**Task goal**
All of the entries need to be written out again, exactly as they are.

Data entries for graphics
════════════════════

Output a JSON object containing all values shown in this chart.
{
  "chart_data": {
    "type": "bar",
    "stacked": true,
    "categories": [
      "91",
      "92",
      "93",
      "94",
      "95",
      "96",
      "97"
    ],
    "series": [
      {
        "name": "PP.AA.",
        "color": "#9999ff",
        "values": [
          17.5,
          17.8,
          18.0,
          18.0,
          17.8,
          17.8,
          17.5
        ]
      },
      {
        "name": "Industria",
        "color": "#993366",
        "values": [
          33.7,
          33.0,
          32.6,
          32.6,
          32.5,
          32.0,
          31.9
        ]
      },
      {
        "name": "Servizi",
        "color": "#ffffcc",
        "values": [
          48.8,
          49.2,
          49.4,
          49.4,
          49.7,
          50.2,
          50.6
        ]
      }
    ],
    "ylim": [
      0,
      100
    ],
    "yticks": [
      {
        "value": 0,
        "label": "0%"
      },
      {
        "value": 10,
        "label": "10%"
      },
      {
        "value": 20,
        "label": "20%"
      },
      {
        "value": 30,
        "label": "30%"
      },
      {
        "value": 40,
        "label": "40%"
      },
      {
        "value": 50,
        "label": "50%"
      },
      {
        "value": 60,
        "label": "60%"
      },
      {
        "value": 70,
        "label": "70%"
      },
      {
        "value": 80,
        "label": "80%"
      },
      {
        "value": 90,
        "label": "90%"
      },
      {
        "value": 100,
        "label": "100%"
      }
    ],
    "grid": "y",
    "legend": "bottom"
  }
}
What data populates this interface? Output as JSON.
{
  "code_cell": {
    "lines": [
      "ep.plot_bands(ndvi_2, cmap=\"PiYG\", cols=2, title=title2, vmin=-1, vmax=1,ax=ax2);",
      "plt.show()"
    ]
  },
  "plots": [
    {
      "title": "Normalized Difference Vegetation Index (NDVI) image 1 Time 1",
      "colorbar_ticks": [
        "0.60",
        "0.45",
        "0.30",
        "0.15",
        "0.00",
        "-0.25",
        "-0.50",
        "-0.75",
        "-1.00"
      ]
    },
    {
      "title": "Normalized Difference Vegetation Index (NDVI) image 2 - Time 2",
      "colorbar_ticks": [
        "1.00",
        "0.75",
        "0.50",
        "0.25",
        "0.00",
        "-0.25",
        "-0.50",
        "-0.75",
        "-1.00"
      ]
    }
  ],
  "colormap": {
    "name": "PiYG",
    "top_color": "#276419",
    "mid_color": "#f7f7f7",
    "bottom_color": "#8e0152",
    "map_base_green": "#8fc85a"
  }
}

════════════════════

**Answer for this exercise**
Output a JSON object containing all values shown in this chart.
{
  "chart_data": {
    "type": "bar",
    "stacked": true,
    "categories": [
      "91",
      "92",
      "93",
      "94",
      "95",
      "96",
      "97"
    ],
    "series": [
      {
        "name": "PP.AA.",
        "color": "#9999ff",
        "values": [
          17.5,
          17.8,
          18.0,
          18.0,
          17.8,
          17.8,
          17.5
        ]
      },
      {
        "name": "Industria",
        "color": "#993366",
        "values": [
          33.7,
          33.0,
          32.6,
          32.6,
          32.5,
          32.0,
          31.9
        ]
      },
      {
        "name": "Servizi",
        "color": "#ffffcc",
        "values": [
          48.8,
          49.2,
          49.4,
          49.4,
          49.7,
          50.2,
          50.6
        ]
      }
    ],
    "ylim": [
      0,
      100
    ],
    "yticks": [
      {
        "value": 0,
        "label": "0%"
      },
      {
        "value": 10,
        "label": "10%"
      },
      {
        "value": 20,
        "label": "20%"
      },
      {
        "value": 30,
        "label": "30%"
      },
      {
        "value": 40,
        "label": "40%"
      },
      {
        "value": 50,
        "label": "50%"
      },
      {
        "value": 60,
        "label": "60%"
      },
      {
        "value": 70,
        "label": "70%"
      },
      {
        "value": 80,
        "label": "80%"
      },
      {
        "value": 90,
        "label": "90%"
      },
      {
        "value": 100,
        "label": "100%"
      }
    ],
    "grid": "y",
    "legend": "bottom"
  }
}
What data populates this interface? Output as JSON.
{
  "code_cell": {
    "lines": [
      "ep.plot_bands(ndvi_2, cmap=\"PiYG\", cols=2, title=title2, vmin=-1, vmax=1,ax=ax2);",
      "plt.show()"
    ]
  },
  "plots": [
    {
      "title": "Normalized Difference Vegetation Index (NDVI) image 1 Time 1",
      "colorbar_ticks": [
        "0.60",
        "0.45",
        "0.30",
        "0.15",
        "0.00",
        "-0.25",
        "-0.50",
        "-0.75",
        "-1.00"
      ]
    },
    {
      "title": "Normalized Difference Vegetation Index (NDVI) image 2 - Time 2",
      "colorbar_ticks": [
        "1.00",
        "0.75",
        "0.50",
        "0.25",
        "0.00",
        "-0.25",
        "-0.50",
        "-0.75",
        "-1.00"
      ]
    }
  ],
  "colormap": {
    "name": "PiYG",
    "top_color": "#276419",
    "mid_color": "#f7f7f7",
    "bottom_color": "#8e0152",
    "map_base_green": "#8fc85a"
  }
}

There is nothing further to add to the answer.